# SOURCE RECORDS
........
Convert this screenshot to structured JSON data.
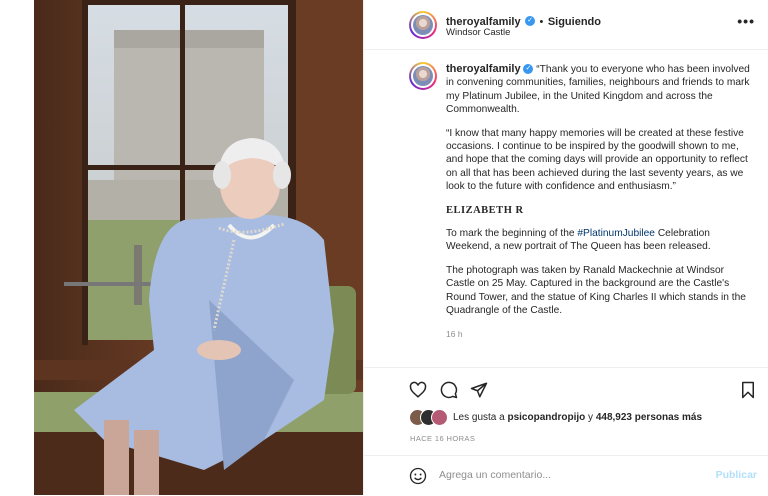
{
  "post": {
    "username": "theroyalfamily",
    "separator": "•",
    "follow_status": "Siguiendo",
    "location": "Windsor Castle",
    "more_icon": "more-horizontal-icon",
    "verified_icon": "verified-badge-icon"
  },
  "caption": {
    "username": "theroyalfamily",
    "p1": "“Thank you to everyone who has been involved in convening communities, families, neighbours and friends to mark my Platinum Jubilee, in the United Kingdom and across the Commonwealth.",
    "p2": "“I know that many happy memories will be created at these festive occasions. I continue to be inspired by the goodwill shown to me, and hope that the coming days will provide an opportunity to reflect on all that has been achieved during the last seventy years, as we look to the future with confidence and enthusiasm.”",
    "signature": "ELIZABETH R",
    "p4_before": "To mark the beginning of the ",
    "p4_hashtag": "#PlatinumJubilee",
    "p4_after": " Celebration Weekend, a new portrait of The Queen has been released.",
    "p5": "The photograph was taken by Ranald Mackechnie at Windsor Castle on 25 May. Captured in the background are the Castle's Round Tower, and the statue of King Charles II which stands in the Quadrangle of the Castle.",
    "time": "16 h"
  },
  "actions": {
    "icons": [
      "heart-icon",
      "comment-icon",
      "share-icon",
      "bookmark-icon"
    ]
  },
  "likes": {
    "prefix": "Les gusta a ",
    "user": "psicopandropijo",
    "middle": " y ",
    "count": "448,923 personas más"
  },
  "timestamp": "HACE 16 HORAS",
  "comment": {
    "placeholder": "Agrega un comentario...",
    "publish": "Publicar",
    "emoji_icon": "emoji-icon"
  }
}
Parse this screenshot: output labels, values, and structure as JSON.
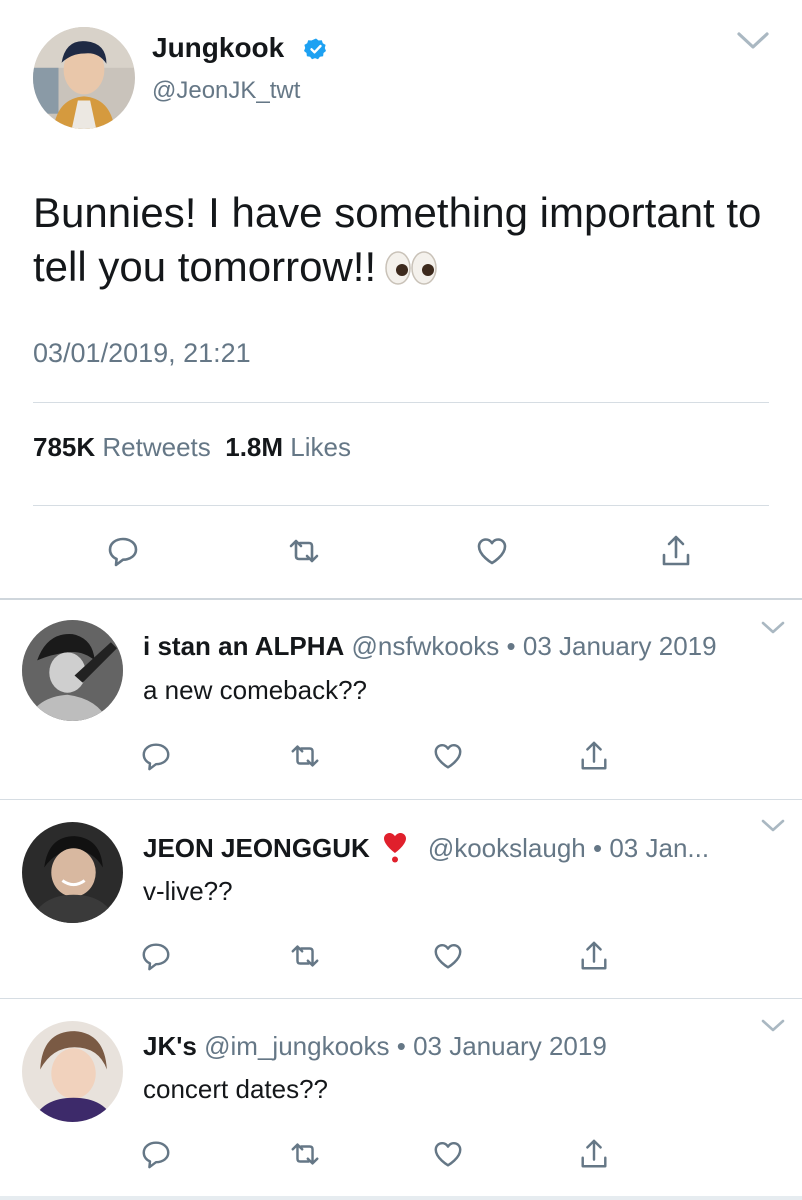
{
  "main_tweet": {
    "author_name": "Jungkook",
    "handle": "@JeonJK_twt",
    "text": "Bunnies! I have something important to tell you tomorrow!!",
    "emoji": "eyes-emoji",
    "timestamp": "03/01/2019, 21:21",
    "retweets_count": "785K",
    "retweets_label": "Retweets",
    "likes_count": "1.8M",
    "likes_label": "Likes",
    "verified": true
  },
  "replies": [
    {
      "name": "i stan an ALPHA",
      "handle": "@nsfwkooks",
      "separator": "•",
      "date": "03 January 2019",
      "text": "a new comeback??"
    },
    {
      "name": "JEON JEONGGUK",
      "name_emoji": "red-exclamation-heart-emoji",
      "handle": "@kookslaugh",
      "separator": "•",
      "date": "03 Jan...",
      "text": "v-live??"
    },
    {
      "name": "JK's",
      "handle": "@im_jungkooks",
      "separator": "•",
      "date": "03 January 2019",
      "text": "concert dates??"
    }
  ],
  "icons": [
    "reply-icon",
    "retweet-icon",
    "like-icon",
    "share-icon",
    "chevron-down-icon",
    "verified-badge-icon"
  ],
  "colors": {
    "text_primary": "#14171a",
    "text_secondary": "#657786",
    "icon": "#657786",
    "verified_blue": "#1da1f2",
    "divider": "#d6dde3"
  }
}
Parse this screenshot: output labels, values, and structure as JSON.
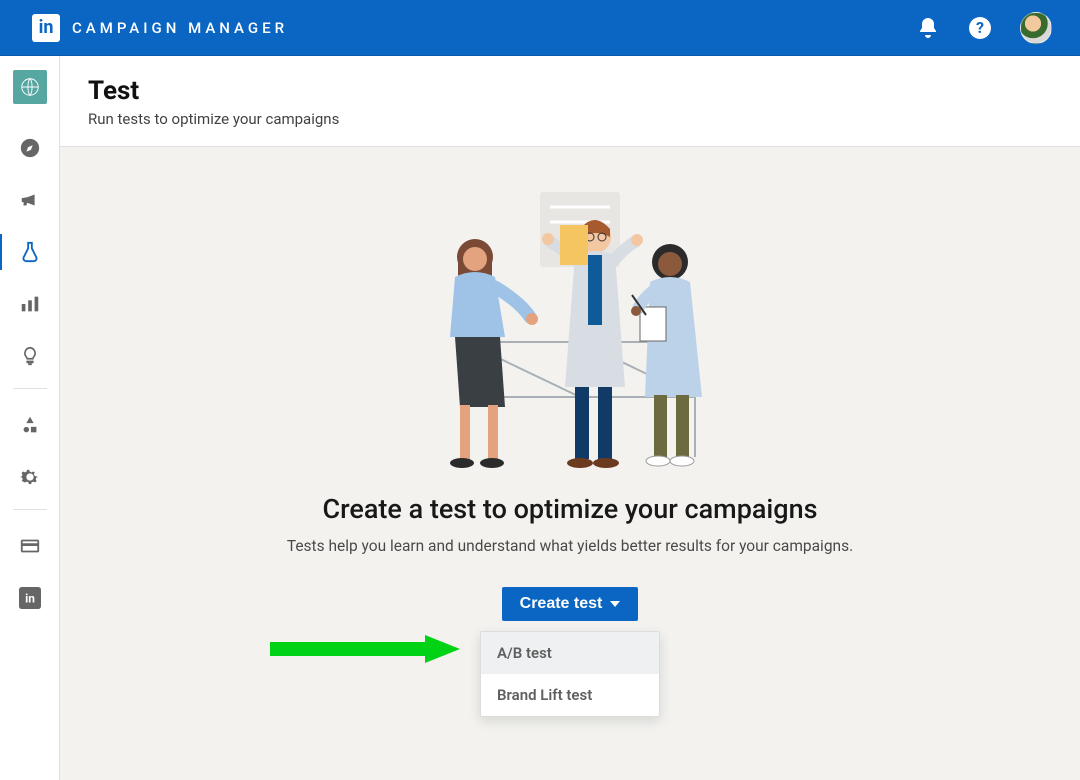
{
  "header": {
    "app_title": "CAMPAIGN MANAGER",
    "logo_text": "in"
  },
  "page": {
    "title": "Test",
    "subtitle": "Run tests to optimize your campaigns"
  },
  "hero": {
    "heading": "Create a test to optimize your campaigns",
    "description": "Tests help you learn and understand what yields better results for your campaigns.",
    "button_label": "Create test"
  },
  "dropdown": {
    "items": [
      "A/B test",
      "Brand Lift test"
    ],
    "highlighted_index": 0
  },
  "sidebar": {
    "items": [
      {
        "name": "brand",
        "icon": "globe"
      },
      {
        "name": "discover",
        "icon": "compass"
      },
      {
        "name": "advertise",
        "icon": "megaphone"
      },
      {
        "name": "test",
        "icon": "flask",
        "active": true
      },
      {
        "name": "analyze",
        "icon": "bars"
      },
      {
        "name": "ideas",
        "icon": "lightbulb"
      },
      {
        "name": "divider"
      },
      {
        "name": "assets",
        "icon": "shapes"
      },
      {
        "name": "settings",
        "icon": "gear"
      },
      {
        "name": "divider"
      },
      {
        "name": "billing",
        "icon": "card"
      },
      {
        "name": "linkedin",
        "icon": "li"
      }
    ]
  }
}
........
# WHAT IS NEEDED
Point out every line holding the string "been" and copy it.

# IN RESPONSE
    "p1": "“Thank you to everyone who has been involved in convening communities, families, neighbours and friends to mark my Platinum Jubilee, in the United Kingdom and across the Commonwealth.",
    "p2": "“I know that many happy memories will be created at these festive occasions. I continue to be inspired by the goodwill shown to me, and hope that the coming days will provide an opportunity to reflect on all that has been achieved during the last seventy years, as we look to the future with confidence and enthusiasm.”",
    "p4_after": " Celebration Weekend, a new portrait of The Queen has been released.",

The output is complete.